_Task statement:_ Locate the string "Household" throughout the material and copy every line in which it occurs.

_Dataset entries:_
-------
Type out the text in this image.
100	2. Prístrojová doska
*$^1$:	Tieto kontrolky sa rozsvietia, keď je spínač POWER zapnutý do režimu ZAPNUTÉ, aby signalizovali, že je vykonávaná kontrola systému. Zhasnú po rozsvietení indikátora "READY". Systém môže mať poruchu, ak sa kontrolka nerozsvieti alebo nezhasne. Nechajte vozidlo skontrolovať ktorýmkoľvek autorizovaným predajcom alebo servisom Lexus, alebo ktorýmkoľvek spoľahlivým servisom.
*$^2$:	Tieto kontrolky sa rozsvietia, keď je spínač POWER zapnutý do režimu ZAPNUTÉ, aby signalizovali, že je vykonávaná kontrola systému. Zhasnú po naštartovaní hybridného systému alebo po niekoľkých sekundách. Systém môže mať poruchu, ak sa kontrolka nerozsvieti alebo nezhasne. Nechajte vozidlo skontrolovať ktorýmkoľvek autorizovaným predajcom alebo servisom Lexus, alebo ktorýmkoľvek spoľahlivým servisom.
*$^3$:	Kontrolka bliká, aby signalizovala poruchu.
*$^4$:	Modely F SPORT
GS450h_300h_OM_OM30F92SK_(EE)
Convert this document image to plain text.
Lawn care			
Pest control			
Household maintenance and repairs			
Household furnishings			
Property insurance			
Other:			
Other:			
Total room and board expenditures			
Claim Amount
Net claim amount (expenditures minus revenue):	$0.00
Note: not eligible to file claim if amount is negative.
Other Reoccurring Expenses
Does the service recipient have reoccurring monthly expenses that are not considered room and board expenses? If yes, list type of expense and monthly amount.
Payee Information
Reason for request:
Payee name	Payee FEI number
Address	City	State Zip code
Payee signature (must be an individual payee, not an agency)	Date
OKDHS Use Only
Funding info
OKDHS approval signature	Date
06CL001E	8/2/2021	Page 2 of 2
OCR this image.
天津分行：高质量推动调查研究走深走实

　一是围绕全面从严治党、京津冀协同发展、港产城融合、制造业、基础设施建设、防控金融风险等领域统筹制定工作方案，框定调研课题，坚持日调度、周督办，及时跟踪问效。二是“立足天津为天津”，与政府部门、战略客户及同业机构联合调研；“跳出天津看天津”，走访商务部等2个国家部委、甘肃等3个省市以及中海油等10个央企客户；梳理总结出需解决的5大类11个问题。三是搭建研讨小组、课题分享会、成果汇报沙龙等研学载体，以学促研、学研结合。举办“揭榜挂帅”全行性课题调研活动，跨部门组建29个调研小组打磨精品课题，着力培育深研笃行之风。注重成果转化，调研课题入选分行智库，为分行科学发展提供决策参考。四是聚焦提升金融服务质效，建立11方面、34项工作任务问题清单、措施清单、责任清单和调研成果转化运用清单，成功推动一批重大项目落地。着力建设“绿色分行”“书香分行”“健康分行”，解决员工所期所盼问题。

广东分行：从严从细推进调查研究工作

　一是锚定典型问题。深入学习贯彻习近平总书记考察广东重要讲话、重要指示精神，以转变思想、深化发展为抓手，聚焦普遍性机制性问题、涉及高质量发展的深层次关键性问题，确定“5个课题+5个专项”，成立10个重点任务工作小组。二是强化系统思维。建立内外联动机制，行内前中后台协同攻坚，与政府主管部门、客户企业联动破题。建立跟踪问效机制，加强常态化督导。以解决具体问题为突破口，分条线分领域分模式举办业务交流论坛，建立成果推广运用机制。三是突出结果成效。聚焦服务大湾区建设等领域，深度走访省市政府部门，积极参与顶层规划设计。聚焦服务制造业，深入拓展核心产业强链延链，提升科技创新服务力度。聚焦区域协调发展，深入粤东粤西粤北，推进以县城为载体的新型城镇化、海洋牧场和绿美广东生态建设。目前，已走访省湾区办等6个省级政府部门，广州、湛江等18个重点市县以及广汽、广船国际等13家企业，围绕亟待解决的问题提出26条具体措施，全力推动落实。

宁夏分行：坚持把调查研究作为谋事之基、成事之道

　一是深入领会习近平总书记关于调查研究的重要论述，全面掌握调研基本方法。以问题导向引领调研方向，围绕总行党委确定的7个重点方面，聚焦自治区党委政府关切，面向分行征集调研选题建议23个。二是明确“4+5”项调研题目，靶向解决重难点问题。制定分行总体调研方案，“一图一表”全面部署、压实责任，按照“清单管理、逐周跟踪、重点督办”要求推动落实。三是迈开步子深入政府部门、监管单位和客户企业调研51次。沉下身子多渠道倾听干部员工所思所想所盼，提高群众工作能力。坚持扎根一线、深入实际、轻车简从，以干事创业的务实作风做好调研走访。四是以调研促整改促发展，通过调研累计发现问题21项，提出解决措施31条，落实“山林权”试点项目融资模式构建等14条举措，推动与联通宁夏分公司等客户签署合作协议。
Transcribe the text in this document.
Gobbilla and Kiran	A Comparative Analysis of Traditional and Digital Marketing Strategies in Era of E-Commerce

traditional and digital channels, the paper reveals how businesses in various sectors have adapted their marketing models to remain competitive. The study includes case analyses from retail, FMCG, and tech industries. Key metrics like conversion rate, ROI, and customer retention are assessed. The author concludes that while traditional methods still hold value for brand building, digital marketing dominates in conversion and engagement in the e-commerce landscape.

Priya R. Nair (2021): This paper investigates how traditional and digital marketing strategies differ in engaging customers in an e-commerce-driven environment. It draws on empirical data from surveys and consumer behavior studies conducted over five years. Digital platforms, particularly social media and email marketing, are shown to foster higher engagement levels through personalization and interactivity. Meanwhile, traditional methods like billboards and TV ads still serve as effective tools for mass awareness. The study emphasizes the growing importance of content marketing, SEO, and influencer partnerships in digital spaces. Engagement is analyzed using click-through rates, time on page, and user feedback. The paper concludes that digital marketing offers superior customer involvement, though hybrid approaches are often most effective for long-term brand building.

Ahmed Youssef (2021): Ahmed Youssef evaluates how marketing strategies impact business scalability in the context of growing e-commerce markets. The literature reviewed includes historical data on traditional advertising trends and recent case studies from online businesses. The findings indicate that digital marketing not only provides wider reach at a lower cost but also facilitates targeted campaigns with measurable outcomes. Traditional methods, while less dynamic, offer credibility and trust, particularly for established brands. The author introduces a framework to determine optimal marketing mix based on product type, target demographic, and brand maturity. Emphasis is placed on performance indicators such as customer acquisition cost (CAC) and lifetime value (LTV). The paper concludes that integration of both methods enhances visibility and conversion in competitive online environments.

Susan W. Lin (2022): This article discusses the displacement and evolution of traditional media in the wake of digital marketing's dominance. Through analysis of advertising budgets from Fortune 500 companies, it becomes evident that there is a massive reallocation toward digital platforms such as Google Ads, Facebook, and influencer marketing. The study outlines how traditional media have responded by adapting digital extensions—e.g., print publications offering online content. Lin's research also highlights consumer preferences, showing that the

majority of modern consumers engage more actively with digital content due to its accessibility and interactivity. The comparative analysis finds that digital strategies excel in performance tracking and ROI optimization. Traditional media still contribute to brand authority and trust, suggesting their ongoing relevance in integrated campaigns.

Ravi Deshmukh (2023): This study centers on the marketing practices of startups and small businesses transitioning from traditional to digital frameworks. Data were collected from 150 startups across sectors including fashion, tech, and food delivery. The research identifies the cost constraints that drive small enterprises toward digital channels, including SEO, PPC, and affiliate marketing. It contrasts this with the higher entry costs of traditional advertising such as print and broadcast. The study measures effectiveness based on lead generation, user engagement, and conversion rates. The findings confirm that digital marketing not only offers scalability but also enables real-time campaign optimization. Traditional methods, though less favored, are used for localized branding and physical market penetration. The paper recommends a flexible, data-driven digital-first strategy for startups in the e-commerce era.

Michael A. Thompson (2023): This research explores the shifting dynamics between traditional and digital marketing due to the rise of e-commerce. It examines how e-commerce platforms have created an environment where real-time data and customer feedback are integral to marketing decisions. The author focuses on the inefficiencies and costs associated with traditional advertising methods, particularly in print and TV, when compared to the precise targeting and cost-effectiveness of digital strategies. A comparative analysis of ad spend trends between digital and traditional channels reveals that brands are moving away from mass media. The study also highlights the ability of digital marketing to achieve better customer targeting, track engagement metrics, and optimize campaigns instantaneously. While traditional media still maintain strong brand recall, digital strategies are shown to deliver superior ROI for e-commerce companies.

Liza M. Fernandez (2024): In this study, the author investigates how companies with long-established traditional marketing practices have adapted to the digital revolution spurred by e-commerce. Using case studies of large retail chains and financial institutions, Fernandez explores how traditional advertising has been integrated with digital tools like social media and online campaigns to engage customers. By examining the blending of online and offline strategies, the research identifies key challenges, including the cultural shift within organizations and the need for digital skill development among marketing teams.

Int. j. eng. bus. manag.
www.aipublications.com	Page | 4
-------
_Written answer:_
Household maintenance and repairs			
Household furnishings			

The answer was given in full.